• [Data in this exercise]
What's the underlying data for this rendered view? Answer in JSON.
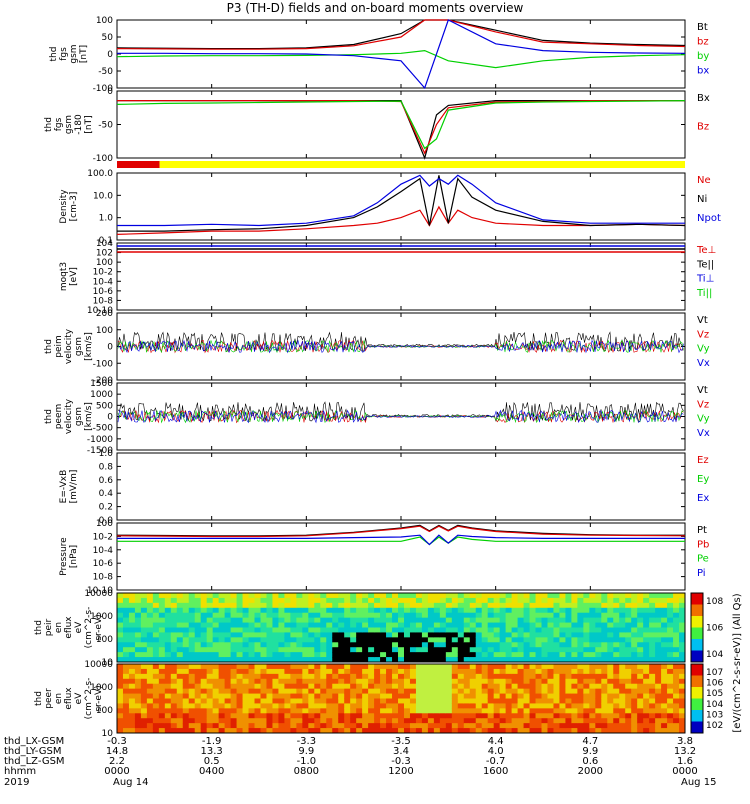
{
  "title": "P3 (TH-D) fields and on-board moments overview",
  "colors": {
    "black": "#000000",
    "red": "#e00000",
    "green": "#00d000",
    "blue": "#0000e0",
    "yellow": "#ffff00"
  },
  "chart_data": [
    {
      "type": "line",
      "panel": "fgs_gsm",
      "ylabel": [
        "thd",
        "fgs",
        "gsm",
        "[nT]"
      ],
      "ylim": [
        -100,
        100
      ],
      "yticks": [
        "100",
        "50",
        "0",
        "-50",
        "-100"
      ],
      "series": [
        {
          "name": "Bt",
          "color": "black"
        },
        {
          "name": "bz",
          "color": "red"
        },
        {
          "name": "by",
          "color": "green"
        },
        {
          "name": "bx",
          "color": "blue"
        }
      ],
      "x_hours": [
        0,
        2,
        4,
        6,
        8,
        10,
        12,
        13,
        14,
        16,
        18,
        20,
        22,
        24
      ],
      "values": {
        "Bt": [
          18,
          17,
          16,
          16,
          18,
          28,
          60,
          100,
          100,
          70,
          40,
          32,
          28,
          25
        ],
        "bz": [
          16,
          15,
          14,
          14,
          16,
          24,
          50,
          100,
          100,
          65,
          35,
          30,
          25,
          22
        ],
        "by": [
          -8,
          -6,
          -5,
          -5,
          -4,
          -2,
          2,
          10,
          -20,
          -40,
          -20,
          -10,
          -5,
          -2
        ],
        "bx": [
          2,
          2,
          1,
          1,
          0,
          -5,
          -20,
          -100,
          100,
          30,
          10,
          5,
          3,
          2
        ]
      }
    },
    {
      "type": "line",
      "panel": "fgs_gsm_b",
      "ylabel": [
        "thd",
        "fgs",
        "gsm",
        "-180",
        "[nT]"
      ],
      "ylim": [
        -120,
        20
      ],
      "yticks": [
        "0",
        "-50",
        "-100"
      ],
      "series": [
        {
          "name": "Bx",
          "color": "black"
        },
        {
          "name": "Bz",
          "color": "red"
        }
      ],
      "x_hours": [
        0,
        2,
        4,
        6,
        8,
        10,
        12,
        13,
        13.5,
        14,
        16,
        18,
        20,
        22,
        24
      ],
      "values": {
        "Bx": [
          0,
          0,
          0,
          0,
          0,
          0,
          0,
          -120,
          -30,
          -10,
          0,
          0,
          0,
          0,
          0
        ],
        "Bz": [
          0,
          0,
          0,
          0,
          0,
          0,
          -2,
          -110,
          -50,
          -15,
          -3,
          -2,
          0,
          0,
          0
        ],
        "green": [
          -8,
          -6,
          -5,
          -4,
          -3,
          -2,
          -1,
          -100,
          -80,
          -20,
          -5,
          -3,
          -2,
          -1,
          0
        ]
      }
    },
    {
      "type": "bar",
      "panel": "mode_bar",
      "segments": [
        {
          "from": 0,
          "to": 1.8,
          "color": "red"
        },
        {
          "from": 1.8,
          "to": 24,
          "color": "yellow"
        }
      ]
    },
    {
      "type": "line",
      "panel": "density",
      "ylabel": [
        "Density",
        "[cm-3]"
      ],
      "yscale": "log",
      "ylim": [
        0.05,
        200
      ],
      "yticks": [
        "100.0",
        "10.0",
        "1.0",
        "0.1"
      ],
      "series": [
        {
          "name": "Ne",
          "color": "red"
        },
        {
          "name": "Ni",
          "color": "black"
        },
        {
          "name": "Npot",
          "color": "blue"
        }
      ],
      "x_hours": [
        0,
        2,
        4,
        6,
        8,
        10,
        11,
        12,
        12.8,
        13.2,
        13.6,
        14,
        14.4,
        15,
        16,
        18,
        20,
        22,
        24
      ],
      "values": {
        "Ne": [
          0.1,
          0.12,
          0.15,
          0.15,
          0.2,
          0.3,
          0.4,
          0.8,
          2,
          0.3,
          3,
          0.4,
          2,
          0.8,
          0.4,
          0.3,
          0.3,
          0.35,
          0.3
        ],
        "Ni": [
          0.15,
          0.15,
          0.18,
          0.2,
          0.3,
          0.8,
          3,
          20,
          100,
          0.3,
          150,
          0.4,
          100,
          10,
          2,
          0.5,
          0.3,
          0.35,
          0.3
        ],
        "Npot": [
          0.3,
          0.3,
          0.35,
          0.3,
          0.4,
          1,
          5,
          50,
          150,
          40,
          100,
          50,
          150,
          50,
          5,
          0.6,
          0.4,
          0.4,
          0.4
        ]
      }
    },
    {
      "type": "line",
      "panel": "temperature",
      "ylabel": [
        "moqt3",
        "[eV]"
      ],
      "yscale": "log",
      "ylim": [
        1e-10,
        10000.0
      ],
      "yticks": [
        "10^4",
        "10^2",
        "10^0",
        "10^-2",
        "10^-4",
        "10^-6",
        "10^-8",
        "10^-10"
      ],
      "series": [
        {
          "name": "Te⊥",
          "color": "red"
        },
        {
          "name": "Te||",
          "color": "black"
        },
        {
          "name": "Ti⊥",
          "color": "blue"
        },
        {
          "name": "Ti||",
          "color": "green"
        }
      ]
    },
    {
      "type": "line",
      "panel": "peim_velocity",
      "ylabel": [
        "thd",
        "peim",
        "velocity",
        "gsm",
        "[km/s]"
      ],
      "ylim": [
        -200,
        200
      ],
      "yticks": [
        "200",
        "100",
        "0",
        "-100",
        "-200"
      ],
      "series": [
        {
          "name": "Vt",
          "color": "black"
        },
        {
          "name": "Vz",
          "color": "red"
        },
        {
          "name": "Vy",
          "color": "green"
        },
        {
          "name": "Vx",
          "color": "blue"
        }
      ]
    },
    {
      "type": "line",
      "panel": "peem_velocity",
      "ylabel": [
        "thd",
        "peem",
        "velocity",
        "gsm",
        "[km/s]"
      ],
      "ylim": [
        -1500,
        1500
      ],
      "yticks": [
        "1500",
        "1000",
        "500",
        "0",
        "-500",
        "-1000",
        "-1500"
      ],
      "series": [
        {
          "name": "Vt",
          "color": "black"
        },
        {
          "name": "Vz",
          "color": "red"
        },
        {
          "name": "Vy",
          "color": "green"
        },
        {
          "name": "Vx",
          "color": "blue"
        }
      ]
    },
    {
      "type": "line",
      "panel": "efield",
      "ylabel": [
        "E=-VxB",
        "[mV/m]"
      ],
      "ylim": [
        0,
        1
      ],
      "yticks": [
        "1.0",
        "0.8",
        "0.6",
        "0.4",
        "0.2",
        "0.0"
      ],
      "series": [
        {
          "name": "Ez",
          "color": "red"
        },
        {
          "name": "Ey",
          "color": "green"
        },
        {
          "name": "Ex",
          "color": "blue"
        }
      ]
    },
    {
      "type": "line",
      "panel": "pressure",
      "ylabel": [
        "Pressure",
        "[nPa]"
      ],
      "yscale": "log",
      "ylim": [
        1e-10,
        10
      ],
      "yticks": [
        "10^0",
        "10^-2",
        "10^-4",
        "10^-6",
        "10^-8",
        "10^-10"
      ],
      "series": [
        {
          "name": "Pt",
          "color": "black"
        },
        {
          "name": "Pb",
          "color": "red"
        },
        {
          "name": "Pe",
          "color": "green"
        },
        {
          "name": "Pi",
          "color": "blue"
        }
      ],
      "x_hours": [
        0,
        2,
        4,
        6,
        8,
        10,
        12,
        12.8,
        13.2,
        13.6,
        14,
        14.4,
        15,
        16,
        18,
        20,
        22,
        24
      ],
      "values": {
        "Pt": [
          0.1,
          0.09,
          0.08,
          0.08,
          0.1,
          0.3,
          1.5,
          4,
          0.5,
          4,
          0.6,
          4,
          1.5,
          0.5,
          0.2,
          0.12,
          0.1,
          0.1
        ],
        "Pb": [
          0.08,
          0.07,
          0.06,
          0.06,
          0.08,
          0.25,
          1.2,
          3,
          0.4,
          3,
          0.5,
          3,
          1.2,
          0.4,
          0.15,
          0.1,
          0.09,
          0.08
        ],
        "Pe": [
          0.01,
          0.01,
          0.01,
          0.01,
          0.01,
          0.01,
          0.01,
          0.05,
          0.003,
          0.05,
          0.005,
          0.05,
          0.02,
          0.01,
          0.01,
          0.01,
          0.01,
          0.01
        ],
        "Pi": [
          0.03,
          0.03,
          0.03,
          0.03,
          0.03,
          0.04,
          0.05,
          0.1,
          0.003,
          0.1,
          0.005,
          0.1,
          0.06,
          0.04,
          0.03,
          0.03,
          0.03,
          0.03
        ]
      }
    },
    {
      "type": "heatmap",
      "panel": "peir_spec",
      "ylabel": [
        "thd",
        "peir",
        "en",
        "eflux",
        "eV",
        "(cm^2-s-",
        "sr-eV)"
      ],
      "yticks": [
        "10000",
        "1000",
        "100",
        "10"
      ],
      "colorbar_ticks": [
        "10^8",
        "10^6",
        "10^4"
      ]
    },
    {
      "type": "heatmap",
      "panel": "peer_spec",
      "ylabel": [
        "thd",
        "peer",
        "en",
        "eflux",
        "eV",
        "(cm^2-s-",
        "sr-eV)"
      ],
      "yticks": [
        "10000",
        "1000",
        "100",
        "10"
      ],
      "colorbar_ticks": [
        "10^7",
        "10^6",
        "10^5",
        "10^4",
        "10^3",
        "10^2"
      ]
    }
  ],
  "colorbar_label": "[eV/(cm^2-s-sr-eV)] (All Qs)",
  "footer": {
    "labels": [
      "thd_LX-GSM",
      "thd_LY-GSM",
      "thd_LZ-GSM",
      "hhmm",
      "2019"
    ],
    "columns": [
      {
        "lx": "-0.3",
        "ly": "14.8",
        "lz": "2.2",
        "time": "0000",
        "date": "Aug 14"
      },
      {
        "lx": "-1.9",
        "ly": "13.3",
        "lz": "0.5",
        "time": "0400",
        "date": ""
      },
      {
        "lx": "-3.3",
        "ly": "9.9",
        "lz": "-1.0",
        "time": "0800",
        "date": ""
      },
      {
        "lx": "-3.5",
        "ly": "3.4",
        "lz": "-0.3",
        "time": "1200",
        "date": ""
      },
      {
        "lx": "4.4",
        "ly": "4.0",
        "lz": "-0.7",
        "time": "1600",
        "date": ""
      },
      {
        "lx": "4.7",
        "ly": "9.9",
        "lz": "0.6",
        "time": "2000",
        "date": ""
      },
      {
        "lx": "3.8",
        "ly": "13.2",
        "lz": "1.6",
        "time": "0000",
        "date": "Aug 15"
      }
    ]
  }
}
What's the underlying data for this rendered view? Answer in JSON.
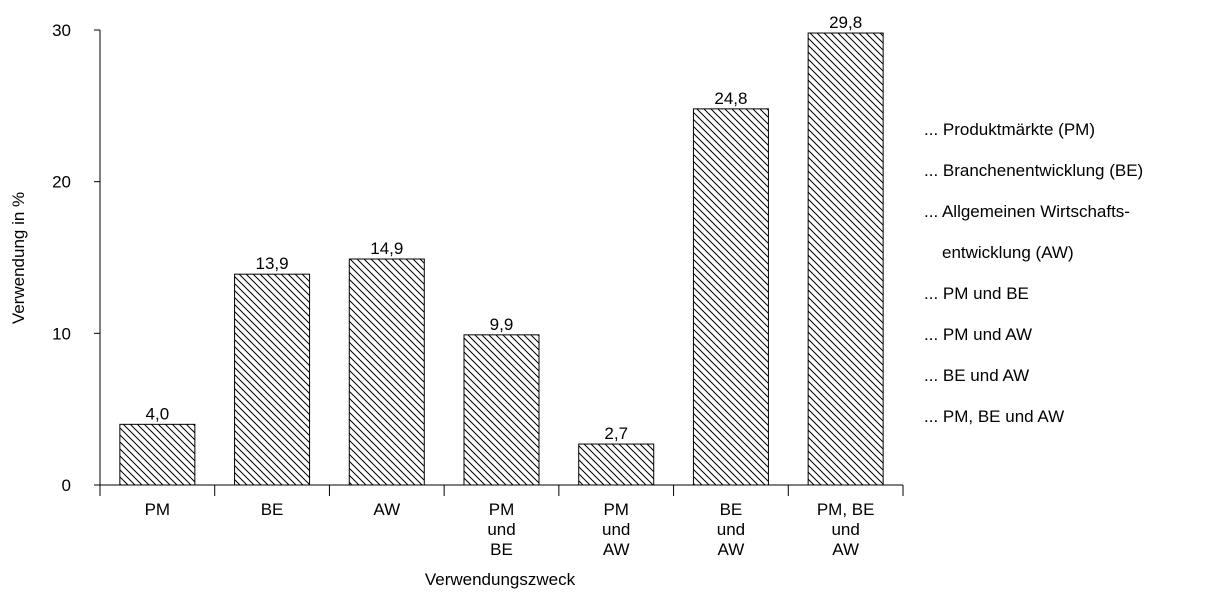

• [Written exercise] List the lines that contain the word "time".

• [Response to the exercise]
        "time": "0000",
        "time": "0400",
        "time": "0800",
        "time": "1200",
        "time": "1600",
        "time": "2000",
        "time": "0000",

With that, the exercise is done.